--- Work instructions ---
Each entry below should be echoed exactly, with pictures omitted.

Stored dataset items
•••
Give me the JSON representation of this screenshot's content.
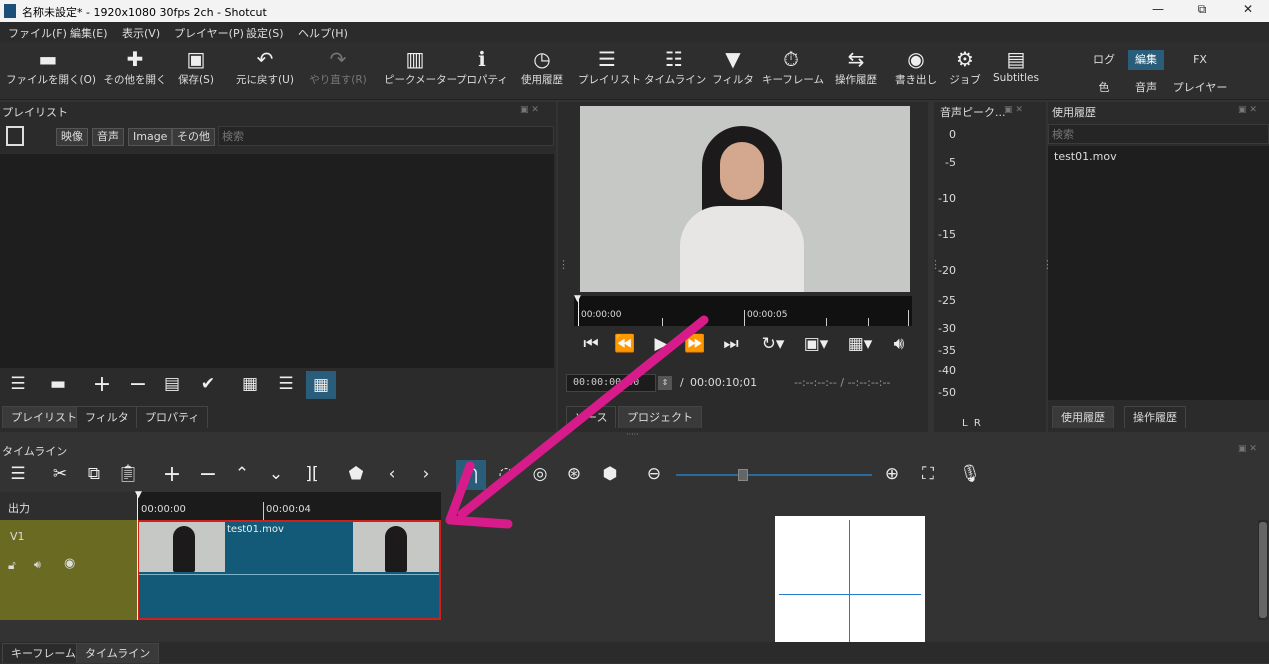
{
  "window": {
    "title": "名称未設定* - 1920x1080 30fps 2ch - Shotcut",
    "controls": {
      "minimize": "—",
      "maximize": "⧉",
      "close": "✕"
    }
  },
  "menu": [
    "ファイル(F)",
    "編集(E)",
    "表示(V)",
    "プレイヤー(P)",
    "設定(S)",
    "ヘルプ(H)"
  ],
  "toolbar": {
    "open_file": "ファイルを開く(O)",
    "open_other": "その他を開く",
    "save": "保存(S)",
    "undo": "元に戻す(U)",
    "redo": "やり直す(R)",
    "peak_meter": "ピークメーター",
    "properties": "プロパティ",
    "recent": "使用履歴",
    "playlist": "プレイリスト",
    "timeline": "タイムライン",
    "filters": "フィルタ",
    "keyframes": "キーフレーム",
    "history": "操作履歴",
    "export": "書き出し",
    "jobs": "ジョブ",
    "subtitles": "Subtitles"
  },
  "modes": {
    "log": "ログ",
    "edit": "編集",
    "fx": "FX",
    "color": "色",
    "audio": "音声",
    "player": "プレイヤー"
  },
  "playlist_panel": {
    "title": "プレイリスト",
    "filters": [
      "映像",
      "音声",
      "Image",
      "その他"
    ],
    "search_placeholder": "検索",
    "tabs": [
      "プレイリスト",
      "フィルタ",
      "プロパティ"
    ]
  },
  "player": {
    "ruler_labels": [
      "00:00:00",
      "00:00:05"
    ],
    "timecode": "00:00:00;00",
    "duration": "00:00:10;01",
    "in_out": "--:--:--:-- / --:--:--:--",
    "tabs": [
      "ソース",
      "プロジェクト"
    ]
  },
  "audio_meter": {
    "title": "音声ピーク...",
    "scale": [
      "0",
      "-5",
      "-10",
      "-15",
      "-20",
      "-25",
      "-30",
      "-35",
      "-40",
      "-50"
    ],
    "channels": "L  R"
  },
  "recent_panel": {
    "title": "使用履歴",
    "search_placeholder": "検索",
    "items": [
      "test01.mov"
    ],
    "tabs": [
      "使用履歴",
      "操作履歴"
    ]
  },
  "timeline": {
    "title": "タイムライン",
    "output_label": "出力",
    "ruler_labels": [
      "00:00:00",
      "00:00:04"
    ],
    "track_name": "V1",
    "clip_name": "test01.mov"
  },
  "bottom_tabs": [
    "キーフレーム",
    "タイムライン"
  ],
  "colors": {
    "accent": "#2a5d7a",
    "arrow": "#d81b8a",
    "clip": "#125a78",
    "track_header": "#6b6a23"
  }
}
•••
--- Finished task ---
Give me the JSON representation of this screenshot's content.
{
  "window": {
    "title": "名称未設定* - 1920x1080 30fps 2ch - Shotcut",
    "controls": {
      "minimize": "—",
      "maximize": "⧉",
      "close": "✕"
    }
  },
  "menu": [
    "ファイル(F)",
    "編集(E)",
    "表示(V)",
    "プレイヤー(P)",
    "設定(S)",
    "ヘルプ(H)"
  ],
  "toolbar": {
    "open_file": "ファイルを開く(O)",
    "open_other": "その他を開く",
    "save": "保存(S)",
    "undo": "元に戻す(U)",
    "redo": "やり直す(R)",
    "peak_meter": "ピークメーター",
    "properties": "プロパティ",
    "recent": "使用履歴",
    "playlist": "プレイリスト",
    "timeline": "タイムライン",
    "filters": "フィルタ",
    "keyframes": "キーフレーム",
    "history": "操作履歴",
    "export": "書き出し",
    "jobs": "ジョブ",
    "subtitles": "Subtitles"
  },
  "modes": {
    "log": "ログ",
    "edit": "編集",
    "fx": "FX",
    "color": "色",
    "audio": "音声",
    "player": "プレイヤー"
  },
  "playlist_panel": {
    "title": "プレイリスト",
    "filters": [
      "映像",
      "音声",
      "Image",
      "その他"
    ],
    "search_placeholder": "検索",
    "tabs": [
      "プレイリスト",
      "フィルタ",
      "プロパティ"
    ]
  },
  "player": {
    "ruler_labels": [
      "00:00:00",
      "00:00:05"
    ],
    "timecode": "00:00:00;00",
    "duration": "00:00:10;01",
    "in_out": "--:--:--:-- / --:--:--:--",
    "tabs": [
      "ソース",
      "プロジェクト"
    ]
  },
  "audio_meter": {
    "title": "音声ピーク...",
    "scale": [
      "0",
      "-5",
      "-10",
      "-15",
      "-20",
      "-25",
      "-30",
      "-35",
      "-40",
      "-50"
    ],
    "channels": "L  R"
  },
  "recent_panel": {
    "title": "使用履歴",
    "search_placeholder": "検索",
    "items": [
      "test01.mov"
    ],
    "tabs": [
      "使用履歴",
      "操作履歴"
    ]
  },
  "timeline": {
    "title": "タイムライン",
    "output_label": "出力",
    "ruler_labels": [
      "00:00:00",
      "00:00:04"
    ],
    "track_name": "V1",
    "clip_name": "test01.mov"
  },
  "bottom_tabs": [
    "キーフレーム",
    "タイムライン"
  ],
  "colors": {
    "accent": "#2a5d7a",
    "arrow": "#d81b8a",
    "clip": "#125a78",
    "track_header": "#6b6a23"
  }
}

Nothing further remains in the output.